> [What to do]:
Retype each line exactly. Skip images.

================================

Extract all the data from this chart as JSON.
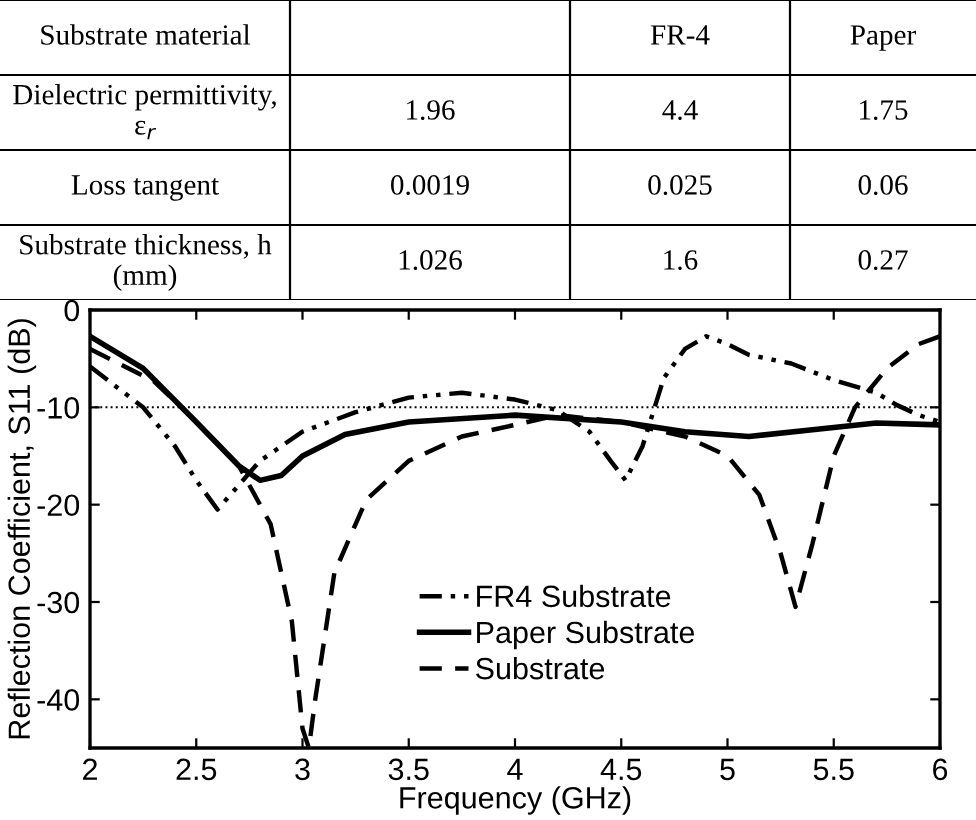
{
  "chart_data": {
    "type": "line",
    "xlabel": "Frequency (GHz)",
    "ylabel": "Reflection Coefficient, S11 (dB)",
    "annotations": [
      "Substrate material",
      null,
      "FR-4",
      "Paper",
      "Dielectric permittivity, ε$_{r}$",
      "1.96",
      "4.4",
      "1.75",
      "Loss tangent",
      "0.0019",
      "0.025",
      "0.06",
      "Substrate thickness, h (mm)",
      "1.026",
      "1.6",
      "0.27"
    ],
    "xlim": [
      2,
      6
    ],
    "ylim": [
      -45,
      0
    ],
    "xticks": [
      2,
      2.5,
      3,
      3.5,
      4,
      4.5,
      5,
      5.5,
      6
    ],
    "yticks": [
      {
        "value": 0,
        "label": "0"
      },
      {
        "value": -10,
        "label": "-10"
      },
      {
        "value": -20,
        "label": "-20"
      },
      {
        "value": -30,
        "label": "-30"
      },
      {
        "value": -40,
        "label": "-40"
      }
    ],
    "grid": false,
    "legend": "bottom",
    "ref_lines": [
      {
        "axis": "y",
        "value": -10,
        "color": "#000000",
        "line_style": "dotted"
      }
    ],
    "series": [
      {
        "name": "FR4 Substrate",
        "color": "#000000",
        "line_style": "dashdotdot",
        "x": [
          2,
          2.25,
          2.4,
          2.5,
          2.6,
          2.7,
          2.8,
          3.0,
          3.25,
          3.5,
          3.75,
          4.0,
          4.2,
          4.35,
          4.45,
          4.52,
          4.6,
          4.7,
          4.8,
          4.9,
          5.0,
          5.1,
          5.3,
          5.5,
          5.7,
          5.8,
          5.9,
          6
        ],
        "values": [
          -5.8,
          -10,
          -14,
          -17.5,
          -20.5,
          -18,
          -15.5,
          -12.5,
          -10.5,
          -9,
          -8.5,
          -9.2,
          -10.3,
          -12.5,
          -15.5,
          -17.5,
          -14,
          -7,
          -4,
          -2.7,
          -3.5,
          -4.6,
          -5.5,
          -7.2,
          -8.5,
          -9.8,
          -10.8,
          -11.5
        ]
      },
      {
        "name": "Paper Substrate",
        "color": "#000000",
        "line_style": "solid",
        "x": [
          2,
          2.25,
          2.5,
          2.7,
          2.8,
          2.9,
          3.0,
          3.2,
          3.5,
          4.0,
          4.5,
          4.8,
          5.1,
          5.4,
          5.7,
          6
        ],
        "values": [
          -2.7,
          -6,
          -11.5,
          -16,
          -17.5,
          -17,
          -15,
          -12.8,
          -11.5,
          -10.8,
          -11.5,
          -12.5,
          -13,
          -12.3,
          -11.6,
          -11.8
        ]
      },
      {
        "name": "Substrate",
        "color": "#000000",
        "line_style": "dashed",
        "x": [
          2,
          2.3,
          2.5,
          2.7,
          2.85,
          2.95,
          3.0,
          3.03,
          3.06,
          3.15,
          3.3,
          3.5,
          3.75,
          4.0,
          4.2,
          4.5,
          4.8,
          5.0,
          5.15,
          5.25,
          5.32,
          5.4,
          5.5,
          5.6,
          5.75,
          5.9,
          6
        ],
        "values": [
          -4,
          -7.3,
          -11.5,
          -16,
          -22,
          -32,
          -43,
          -45,
          -40,
          -27,
          -19.5,
          -15.5,
          -13,
          -11.8,
          -10.8,
          -11.5,
          -13,
          -15,
          -19,
          -25,
          -30.5,
          -24,
          -15,
          -10,
          -6,
          -3.5,
          -2.7
        ]
      }
    ]
  }
}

================================

> [Written reply]:
Extract all the data from this chart as JSON.
{
  "chart_data": {
    "type": "line",
    "xlabel": "Frequency (GHz)",
    "ylabel": "Reflection Coefficient, S11 (dB)",
    "annotations": [
      "Substrate material",
      null,
      "FR-4",
      "Paper",
      "Dielectric permittivity, ε$_{r}$",
      "1.96",
      "4.4",
      "1.75",
      "Loss tangent",
      "0.0019",
      "0.025",
      "0.06",
      "Substrate thickness, h (mm)",
      "1.026",
      "1.6",
      "0.27"
    ],
    "xlim": [
      2,
      6
    ],
    "ylim": [
      -45,
      0
    ],
    "xticks": [
      2,
      2.5,
      3,
      3.5,
      4,
      4.5,
      5,
      5.5,
      6
    ],
    "yticks": [
      {
        "value": 0,
        "label": "0"
      },
      {
        "value": -10,
        "label": "-10"
      },
      {
        "value": -20,
        "label": "-20"
      },
      {
        "value": -30,
        "label": "-30"
      },
      {
        "value": -40,
        "label": "-40"
      }
    ],
    "grid": false,
    "legend": "bottom",
    "ref_lines": [
      {
        "axis": "y",
        "value": -10,
        "color": "#000000",
        "line_style": "dotted"
      }
    ],
    "series": [
      {
        "name": "FR4 Substrate",
        "color": "#000000",
        "line_style": "dashdotdot",
        "x": [
          2,
          2.25,
          2.4,
          2.5,
          2.6,
          2.7,
          2.8,
          3.0,
          3.25,
          3.5,
          3.75,
          4.0,
          4.2,
          4.35,
          4.45,
          4.52,
          4.6,
          4.7,
          4.8,
          4.9,
          5.0,
          5.1,
          5.3,
          5.5,
          5.7,
          5.8,
          5.9,
          6
        ],
        "values": [
          -5.8,
          -10,
          -14,
          -17.5,
          -20.5,
          -18,
          -15.5,
          -12.5,
          -10.5,
          -9,
          -8.5,
          -9.2,
          -10.3,
          -12.5,
          -15.5,
          -17.5,
          -14,
          -7,
          -4,
          -2.7,
          -3.5,
          -4.6,
          -5.5,
          -7.2,
          -8.5,
          -9.8,
          -10.8,
          -11.5
        ]
      },
      {
        "name": "Paper Substrate",
        "color": "#000000",
        "line_style": "solid",
        "x": [
          2,
          2.25,
          2.5,
          2.7,
          2.8,
          2.9,
          3.0,
          3.2,
          3.5,
          4.0,
          4.5,
          4.8,
          5.1,
          5.4,
          5.7,
          6
        ],
        "values": [
          -2.7,
          -6,
          -11.5,
          -16,
          -17.5,
          -17,
          -15,
          -12.8,
          -11.5,
          -10.8,
          -11.5,
          -12.5,
          -13,
          -12.3,
          -11.6,
          -11.8
        ]
      },
      {
        "name": "Substrate",
        "color": "#000000",
        "line_style": "dashed",
        "x": [
          2,
          2.3,
          2.5,
          2.7,
          2.85,
          2.95,
          3.0,
          3.03,
          3.06,
          3.15,
          3.3,
          3.5,
          3.75,
          4.0,
          4.2,
          4.5,
          4.8,
          5.0,
          5.15,
          5.25,
          5.32,
          5.4,
          5.5,
          5.6,
          5.75,
          5.9,
          6
        ],
        "values": [
          -4,
          -7.3,
          -11.5,
          -16,
          -22,
          -32,
          -43,
          -45,
          -40,
          -27,
          -19.5,
          -15.5,
          -13,
          -11.8,
          -10.8,
          -11.5,
          -13,
          -15,
          -19,
          -25,
          -30.5,
          -24,
          -15,
          -10,
          -6,
          -3.5,
          -2.7
        ]
      }
    ]
  }
}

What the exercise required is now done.